--- start PROVIDED MATERIAL ---

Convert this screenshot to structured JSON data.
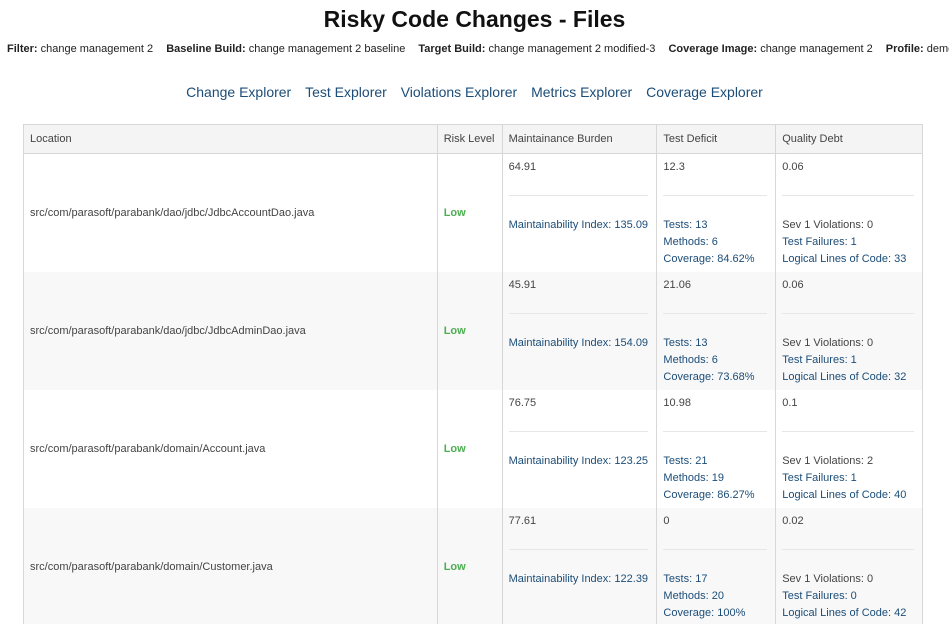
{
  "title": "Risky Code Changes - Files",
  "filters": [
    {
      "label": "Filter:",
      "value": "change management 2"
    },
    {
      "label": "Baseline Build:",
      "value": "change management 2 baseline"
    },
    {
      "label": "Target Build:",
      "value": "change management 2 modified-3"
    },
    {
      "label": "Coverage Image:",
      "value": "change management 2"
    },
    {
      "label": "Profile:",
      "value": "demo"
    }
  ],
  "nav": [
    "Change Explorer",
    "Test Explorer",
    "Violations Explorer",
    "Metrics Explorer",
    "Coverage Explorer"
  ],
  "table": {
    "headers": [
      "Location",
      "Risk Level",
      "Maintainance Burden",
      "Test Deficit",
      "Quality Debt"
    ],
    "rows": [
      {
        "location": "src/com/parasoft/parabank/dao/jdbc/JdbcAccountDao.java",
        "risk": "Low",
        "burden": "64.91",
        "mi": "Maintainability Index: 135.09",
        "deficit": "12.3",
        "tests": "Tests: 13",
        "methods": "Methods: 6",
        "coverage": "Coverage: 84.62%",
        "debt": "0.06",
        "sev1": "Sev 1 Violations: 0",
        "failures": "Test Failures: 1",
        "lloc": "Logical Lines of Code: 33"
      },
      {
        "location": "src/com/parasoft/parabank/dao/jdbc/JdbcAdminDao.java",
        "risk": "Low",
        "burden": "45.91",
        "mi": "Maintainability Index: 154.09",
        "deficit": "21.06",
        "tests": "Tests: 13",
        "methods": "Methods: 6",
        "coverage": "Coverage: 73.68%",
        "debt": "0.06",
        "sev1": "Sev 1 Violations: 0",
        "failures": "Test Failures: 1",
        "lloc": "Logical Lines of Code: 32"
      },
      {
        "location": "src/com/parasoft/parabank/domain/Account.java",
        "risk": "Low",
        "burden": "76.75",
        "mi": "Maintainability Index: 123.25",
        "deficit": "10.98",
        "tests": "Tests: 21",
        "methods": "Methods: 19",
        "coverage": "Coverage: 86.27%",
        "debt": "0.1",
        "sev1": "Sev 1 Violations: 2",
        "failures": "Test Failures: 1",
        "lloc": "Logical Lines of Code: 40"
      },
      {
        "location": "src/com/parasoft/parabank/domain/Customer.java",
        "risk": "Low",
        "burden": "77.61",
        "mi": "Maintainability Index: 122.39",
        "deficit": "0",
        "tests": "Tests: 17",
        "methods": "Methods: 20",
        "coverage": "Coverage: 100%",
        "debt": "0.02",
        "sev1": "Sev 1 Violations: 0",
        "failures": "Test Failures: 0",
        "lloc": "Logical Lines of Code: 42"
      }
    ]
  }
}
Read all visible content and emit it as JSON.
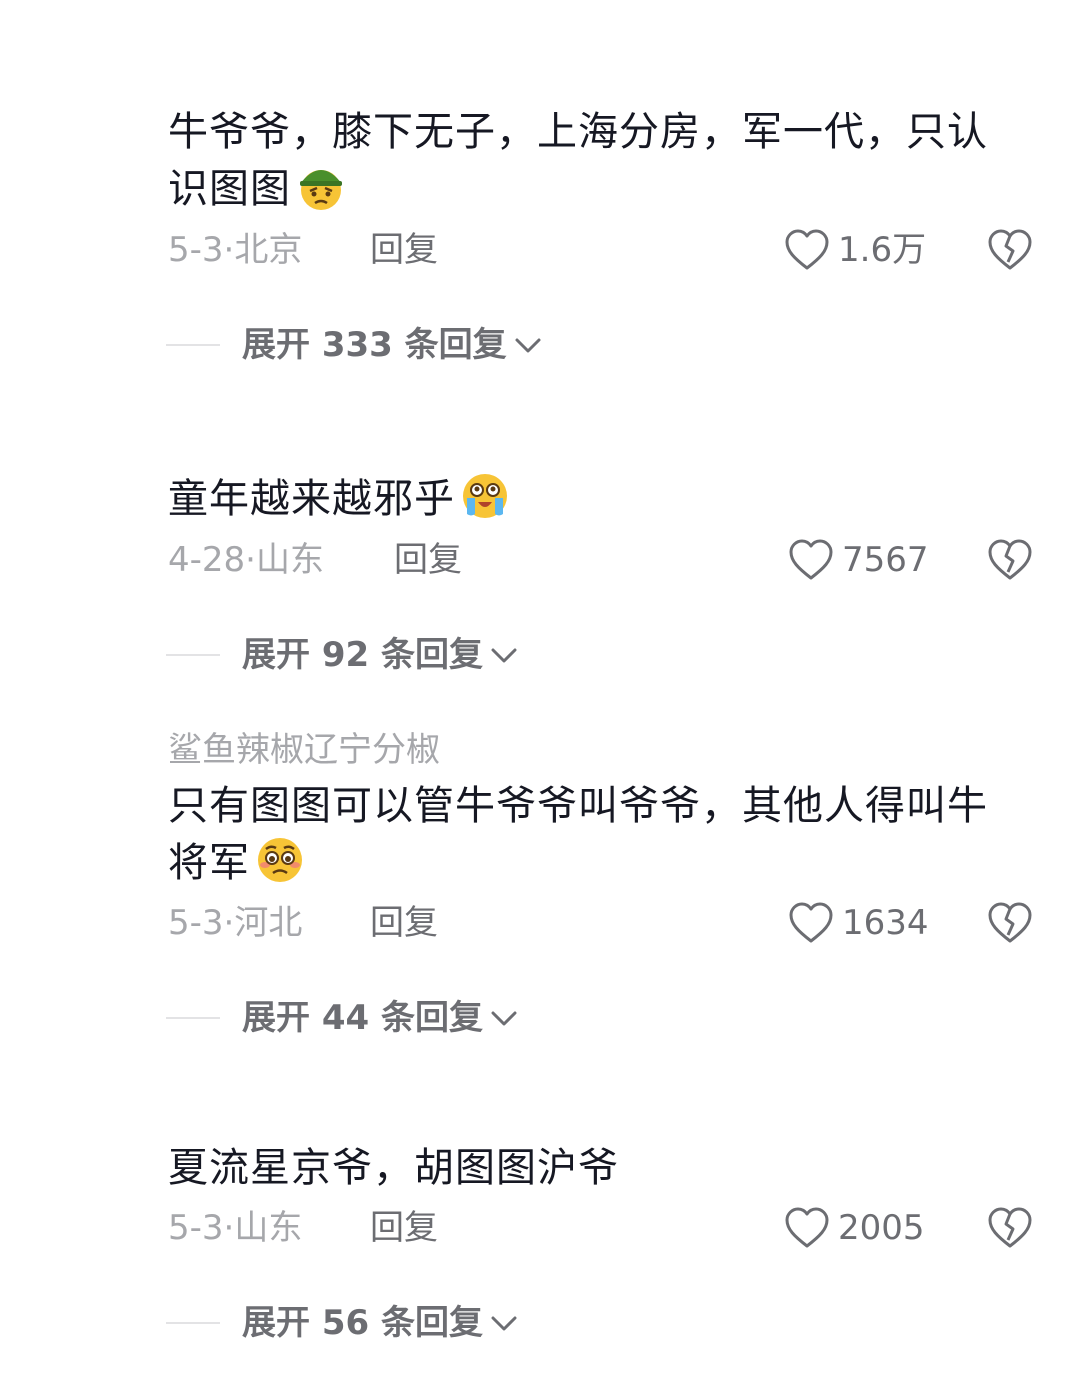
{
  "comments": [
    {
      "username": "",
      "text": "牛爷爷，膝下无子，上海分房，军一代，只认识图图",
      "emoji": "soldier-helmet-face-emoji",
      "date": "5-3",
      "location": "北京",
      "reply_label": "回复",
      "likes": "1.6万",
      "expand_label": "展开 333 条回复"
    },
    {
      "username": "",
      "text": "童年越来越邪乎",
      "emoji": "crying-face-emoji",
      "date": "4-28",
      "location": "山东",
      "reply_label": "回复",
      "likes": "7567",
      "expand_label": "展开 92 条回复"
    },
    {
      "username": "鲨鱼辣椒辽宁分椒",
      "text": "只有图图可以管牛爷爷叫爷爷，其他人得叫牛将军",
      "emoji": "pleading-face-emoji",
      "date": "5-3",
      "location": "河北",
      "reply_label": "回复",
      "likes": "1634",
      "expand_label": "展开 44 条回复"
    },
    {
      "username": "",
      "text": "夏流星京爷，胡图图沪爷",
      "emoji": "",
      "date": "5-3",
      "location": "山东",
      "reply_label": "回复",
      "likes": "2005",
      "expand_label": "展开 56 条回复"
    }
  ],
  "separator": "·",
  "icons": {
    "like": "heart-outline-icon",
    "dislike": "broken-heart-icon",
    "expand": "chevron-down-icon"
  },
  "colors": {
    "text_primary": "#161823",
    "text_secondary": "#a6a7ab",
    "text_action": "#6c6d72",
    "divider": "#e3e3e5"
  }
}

--- end PROVIDED MATERIAL ---

● BRIEF: Filter the records for lines holding the string "Explorer". Copy each one.

● RIGHT ANSWER:
    "Change Explorer",
    "Test Explorer",
    "Violations Explorer",
    "Metrics Explorer",
    "Coverage Explorer"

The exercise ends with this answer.